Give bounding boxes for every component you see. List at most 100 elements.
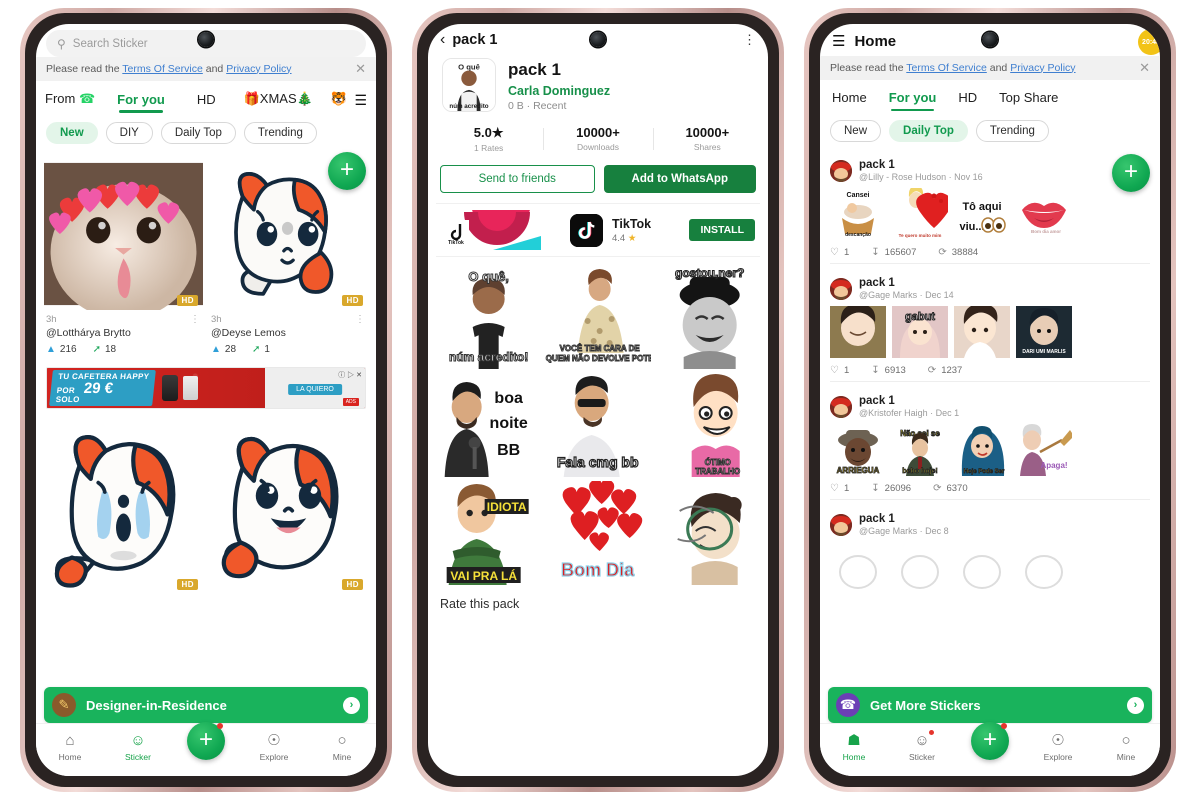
chip-new[interactable]: New [830,120,882,142]
tab-hd[interactable]: HD [958,86,977,111]
card-more-icon[interactable]: ⋮ [190,314,201,325]
share-stat[interactable]: ➚ 18 [93,344,117,355]
bottom-nav-explore[interactable]: ☉ Explore [240,731,308,762]
close-icon[interactable]: ✕ [355,62,366,75]
sticker-item[interactable]: Apaga! [1016,424,1072,476]
send-to-friends-button[interactable]: Send to friends [440,165,595,193]
sticker-item[interactable] [954,542,1010,594]
sticker-item[interactable]: Não sei se bebo hoje! [892,424,948,476]
add-to-whatsapp-button[interactable]: Add to WhatsApp [603,165,756,193]
like-stat[interactable]: ♡ 1 [830,483,849,494]
sticker-item[interactable] [1016,542,1072,594]
chip-daily-top[interactable]: Daily Top [160,122,236,144]
app-ad-card[interactable]: TikTok TikTok 4.4 ★ INSTALL [436,203,760,257]
sticker-thumbnail[interactable]: HD [44,158,203,310]
adchoices-icon[interactable]: ⓘ ▷ ✕ [338,370,362,380]
feed-item[interactable]: pack 1 @Kristofer Haigh · Dec 1 ARRIEGUA… [830,388,1150,506]
more-options-icon[interactable]: ⋮ [743,32,756,48]
tab-from[interactable]: From ☎ [45,87,95,113]
sticker-item[interactable] [654,481,760,585]
sticker-item[interactable] [830,306,886,358]
avatar[interactable] [830,159,852,182]
chip-new[interactable]: New [46,122,98,144]
chip-daily-top[interactable]: Daily Top [889,120,968,142]
sticker-item[interactable]: ARRIEGUA [830,424,886,476]
like-stat[interactable]: ♡ 1 [830,247,849,258]
tab-top-share[interactable]: Top Share [999,86,1058,111]
card-more-icon[interactable]: ⋮ [355,314,366,325]
download-stat[interactable]: ↧ 6913 [871,365,906,376]
get-more-stickers-promo[interactable]: ☎ Get More Stickers › [828,687,1152,723]
privacy-policy-link[interactable]: Privacy Policy [226,63,291,75]
tab-animals[interactable]: 🐯 & [331,87,349,113]
avatar[interactable] [830,513,852,536]
avatar[interactable] [830,277,852,300]
hamburger-icon[interactable]: ☰ [832,34,845,49]
chip-trending[interactable]: Trending [975,120,1049,142]
sticker-item[interactable]: Bom Dia [545,481,651,585]
rate-this-pack-label[interactable]: Rate this pack [428,585,768,611]
avatar[interactable] [830,395,852,418]
bottom-nav-sticker[interactable]: ☺ Sticker [104,731,172,762]
like-stat[interactable]: ♡ 1 [830,365,849,376]
tab-for-you[interactable]: For you [117,88,165,113]
sticker-item[interactable]: Fala cmg bb [545,373,651,477]
sticker-item[interactable]: gabut [892,306,948,358]
sticker-item[interactable]: O quê, núm acredito! [436,265,542,369]
create-fab-button[interactable]: + [1112,154,1150,192]
sticker-thumbnail[interactable]: HD [44,419,203,594]
sticker-item[interactable]: boa noite BB [436,373,542,477]
sticker-item[interactable]: Tô aqui viu... [954,188,1010,240]
create-fab-button[interactable]: + [328,152,366,190]
download-stat[interactable]: ↧ 26096 [871,483,911,494]
card-author[interactable]: @Deyse Lemos [209,325,368,341]
tab-home[interactable]: Home [832,86,867,111]
sticker-item[interactable]: Te quero muito mim [892,188,948,240]
bottom-nav-mine[interactable]: ○ Mine [1092,731,1160,762]
bottom-nav-mine[interactable]: ○ Mine [308,731,376,762]
feed-item[interactable]: pack 1 @Lilly - Rose Hudson · Nov 16 Can… [830,152,1150,270]
sticker-item[interactable]: Cansei descanção [830,188,886,240]
ad-cta-button[interactable]: LA QUIERO [288,384,342,395]
sticker-thumbnail[interactable]: HD [209,419,368,594]
designer-in-residence-promo[interactable]: ✎ Designer-in-Residence › [44,687,368,723]
create-button[interactable]: + [971,722,1009,760]
sticker-item[interactable]: Hoje Pode Ser [954,424,1010,476]
chevron-right-icon[interactable]: › [1127,696,1144,714]
tab-hd[interactable]: HD [197,88,216,113]
bottom-nav-home[interactable]: ☗ Home [820,731,888,762]
pack-author[interactable]: Carla Dominguez [508,84,754,98]
feed-item[interactable]: pack 1 @Gage Marks · Dec 8 [830,506,1150,600]
like-stat[interactable]: ▲ 28 [211,344,236,355]
create-button[interactable]: + [187,722,225,760]
share-stat[interactable]: ⟳ 6370 [933,483,968,494]
share-stat[interactable]: ⟳ 1237 [928,365,963,376]
bottom-nav-sticker[interactable]: ☺ Sticker [888,730,956,762]
chip-diy[interactable]: DIY [105,122,153,144]
sticker-item[interactable] [830,542,886,594]
sticker-item[interactable] [892,542,948,594]
sticker-card[interactable]: HD [209,419,368,594]
sticker-item[interactable] [954,306,1010,358]
feed-item[interactable]: pack 1 @Gage Marks · Dec 14 gabut DARI U… [830,270,1150,388]
tab-for-you[interactable]: For you [889,86,936,111]
sticker-item[interactable]: DARI UMI MARLIS [1016,306,1072,358]
back-icon[interactable]: ‹ [440,32,445,48]
sticker-item[interactable]: ÓTIMO TRABALHO [654,373,760,477]
install-button[interactable]: INSTALL [689,219,755,241]
ad-banner[interactable]: TU CAFETERA HAPPY POR SOLO 29 € ⓘ ▷ ✕ LA… [46,367,366,409]
terms-of-service-link[interactable]: Terms Of Service [122,63,203,75]
sticker-card[interactable]: HD 3h ⋮ @Lotthárya Brytto ▲ 216 ➚ 18 [44,158,203,355]
sticker-item[interactable]: Bom dia amor [1016,188,1072,240]
pack-cover-image[interactable]: O quê núm acredito [442,58,496,112]
share-stat[interactable]: ➚ 1 [252,344,270,355]
share-stat[interactable]: ⟳ 38884 [938,247,978,258]
close-icon[interactable]: ✕ [1139,61,1150,74]
like-stat[interactable]: ▲ 216 [46,344,77,355]
bottom-nav-home[interactable]: ⌂ Home [36,731,104,762]
chevron-right-icon[interactable]: › [343,696,360,714]
card-author[interactable]: @Lotthárya Brytto [44,325,203,341]
tab-xmas[interactable]: 🎁XMAS🎄 [244,87,313,113]
sticker-item[interactable]: IDIOTA VAI PRA LÁ [436,481,542,585]
sticker-item[interactable]: gostou,ner? [654,265,760,369]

→ What is required
Reproduce the lines of the records verbatim, starting at the line that contains "chip-new[interactable]: New [830,120,882,142]" and ending at the line that contains "sticker-item[interactable]: Apaga! [1016,424,1072,476]", with both of those lines included.

→ Solved problem
chip-new[interactable]: New [830,120,882,142]
tab-hd[interactable]: HD [958,86,977,111]
card-more-icon[interactable]: ⋮ [190,314,201,325]
share-stat[interactable]: ➚ 18 [93,344,117,355]
bottom-nav-explore[interactable]: ☉ Explore [240,731,308,762]
close-icon[interactable]: ✕ [355,62,366,75]
sticker-item[interactable]: Apaga! [1016,424,1072,476]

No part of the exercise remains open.